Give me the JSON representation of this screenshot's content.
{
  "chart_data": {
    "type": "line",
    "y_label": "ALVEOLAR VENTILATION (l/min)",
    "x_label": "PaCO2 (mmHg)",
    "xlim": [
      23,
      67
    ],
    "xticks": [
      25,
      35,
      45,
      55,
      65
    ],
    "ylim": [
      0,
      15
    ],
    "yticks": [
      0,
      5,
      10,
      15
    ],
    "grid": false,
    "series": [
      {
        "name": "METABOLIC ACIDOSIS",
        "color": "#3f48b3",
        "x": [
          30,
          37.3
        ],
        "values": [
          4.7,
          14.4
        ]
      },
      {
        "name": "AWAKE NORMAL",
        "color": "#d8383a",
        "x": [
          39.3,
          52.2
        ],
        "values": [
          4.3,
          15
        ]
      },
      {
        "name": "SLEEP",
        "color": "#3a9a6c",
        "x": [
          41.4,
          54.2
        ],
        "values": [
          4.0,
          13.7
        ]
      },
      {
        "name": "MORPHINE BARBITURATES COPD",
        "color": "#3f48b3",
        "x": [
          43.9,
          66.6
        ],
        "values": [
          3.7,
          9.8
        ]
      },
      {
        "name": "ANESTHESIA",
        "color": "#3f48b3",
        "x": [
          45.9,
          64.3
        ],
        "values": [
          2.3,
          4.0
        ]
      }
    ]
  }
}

---*---

Problem requirements. Output all of the data above without any alteration.

Exercise result.
Give me the JSON representation of this screenshot's content.
{
  "chart_data": {
    "type": "line",
    "y_label": "ALVEOLAR VENTILATION (l/min)",
    "x_label": "PaCO2 (mmHg)",
    "xlim": [
      23,
      67
    ],
    "xticks": [
      25,
      35,
      45,
      55,
      65
    ],
    "ylim": [
      0,
      15
    ],
    "yticks": [
      0,
      5,
      10,
      15
    ],
    "grid": false,
    "series": [
      {
        "name": "METABOLIC ACIDOSIS",
        "color": "#3f48b3",
        "x": [
          30,
          37.3
        ],
        "values": [
          4.7,
          14.4
        ]
      },
      {
        "name": "AWAKE NORMAL",
        "color": "#d8383a",
        "x": [
          39.3,
          52.2
        ],
        "values": [
          4.3,
          15
        ]
      },
      {
        "name": "SLEEP",
        "color": "#3a9a6c",
        "x": [
          41.4,
          54.2
        ],
        "values": [
          4.0,
          13.7
        ]
      },
      {
        "name": "MORPHINE BARBITURATES COPD",
        "color": "#3f48b3",
        "x": [
          43.9,
          66.6
        ],
        "values": [
          3.7,
          9.8
        ]
      },
      {
        "name": "ANESTHESIA",
        "color": "#3f48b3",
        "x": [
          45.9,
          64.3
        ],
        "values": [
          2.3,
          4.0
        ]
      }
    ]
  }
}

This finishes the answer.